*Текст для чтения*:
----------------------------------------

Трое в лодке, не считая десяти так и не раскрытых проблем.
ММКФ этого года проходит под эгидой «Отцов и детей». Иван Сергеевич минимум дважды за всю программу фестиваля перевернулся в гробу, ведь в современной интерпретации извечный вопрос поколений превращается во влечение взрослых мужчин к молодым девочкам.
Синопсис обещает историю о Георгии (Игорь Верник), который безрассудно влюбился в женщину, не может выкинуть ее из головы, но получает жестокий отказ. Каково удивление зрителя, когда заявленный персонаж больше похож на зацепившуюся за весло тину, чем на главного героя. Вместо Георгия по сюжету гребут две коллеги из некоего медицинского учреждения. Врач-терапевтка Анна Сергеевна (Марина Брусникина) лет сорока и ее молодая подопечная Лена (Лиза Кугай) приезжают на замшелую турбазу, которая, по рассказам старшей, когда-то была раем на земле. Но Бог их покинул, и в первое же утро героини становятся свидетелями утопления девушки в запруде. Это уже дело рук Георгия.
Картина начинается как бодрый триллер, цитирующий камеры Виктора Рональда Гарсии («Твин Пикс», «Хорошая борьба») и Джона Олкотта («Сияние», «Заводной апельсин»). Кажется, что за разлапистым еловым массивом ждет нечто хтоническое — декорации располагают, но динамика идет ко дну на пятнадцатой минуте.

----------------------------------------

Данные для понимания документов
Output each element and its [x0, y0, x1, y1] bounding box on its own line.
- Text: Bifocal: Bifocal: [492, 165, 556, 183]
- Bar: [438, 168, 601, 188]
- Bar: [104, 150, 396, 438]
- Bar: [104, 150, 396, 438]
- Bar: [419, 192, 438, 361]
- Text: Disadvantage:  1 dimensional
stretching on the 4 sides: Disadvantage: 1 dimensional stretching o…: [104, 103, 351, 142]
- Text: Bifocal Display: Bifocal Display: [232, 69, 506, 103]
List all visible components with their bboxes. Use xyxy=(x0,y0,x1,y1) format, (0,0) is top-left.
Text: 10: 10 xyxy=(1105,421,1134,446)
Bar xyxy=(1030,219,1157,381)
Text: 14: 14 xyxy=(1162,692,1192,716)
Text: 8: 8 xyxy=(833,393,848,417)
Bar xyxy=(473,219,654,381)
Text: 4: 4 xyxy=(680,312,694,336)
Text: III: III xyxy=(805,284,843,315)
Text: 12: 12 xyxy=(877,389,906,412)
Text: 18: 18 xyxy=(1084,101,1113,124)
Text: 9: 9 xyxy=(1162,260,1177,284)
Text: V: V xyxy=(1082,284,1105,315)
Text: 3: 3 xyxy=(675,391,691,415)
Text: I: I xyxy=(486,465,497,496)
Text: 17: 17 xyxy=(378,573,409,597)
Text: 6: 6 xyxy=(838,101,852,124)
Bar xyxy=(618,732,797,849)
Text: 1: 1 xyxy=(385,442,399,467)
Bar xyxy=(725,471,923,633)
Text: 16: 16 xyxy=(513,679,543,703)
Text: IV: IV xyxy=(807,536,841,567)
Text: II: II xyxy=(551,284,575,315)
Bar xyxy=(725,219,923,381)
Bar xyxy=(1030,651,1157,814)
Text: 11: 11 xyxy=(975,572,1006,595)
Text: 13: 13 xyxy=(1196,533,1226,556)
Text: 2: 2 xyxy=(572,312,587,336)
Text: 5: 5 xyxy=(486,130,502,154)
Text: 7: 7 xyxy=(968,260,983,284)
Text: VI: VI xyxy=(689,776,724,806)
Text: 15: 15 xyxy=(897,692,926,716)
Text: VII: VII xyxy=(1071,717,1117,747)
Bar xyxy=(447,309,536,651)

----------------------------------------

*Порядок выполнения*:
[A] На какой минуте, согласно рецензии, динамика картины идет ко дну?
[B] Скопируйте из рецензии без изменений отрывок между словами «ММКФ этого года» и «к молодым девочкам.» включительно.

*Ответы к упражнению*:
[A] На пятнадцатой минуте.

[B]
ММКФ этого года проходит под эгидой «Отцов и детей». Иван Сергеевич минимум дважды за всю программу фестиваля перевернулся в гробу, ведь в современной интерпретации извечный вопрос поколений превращается во влечение взрослых мужчин к молодым девочкам.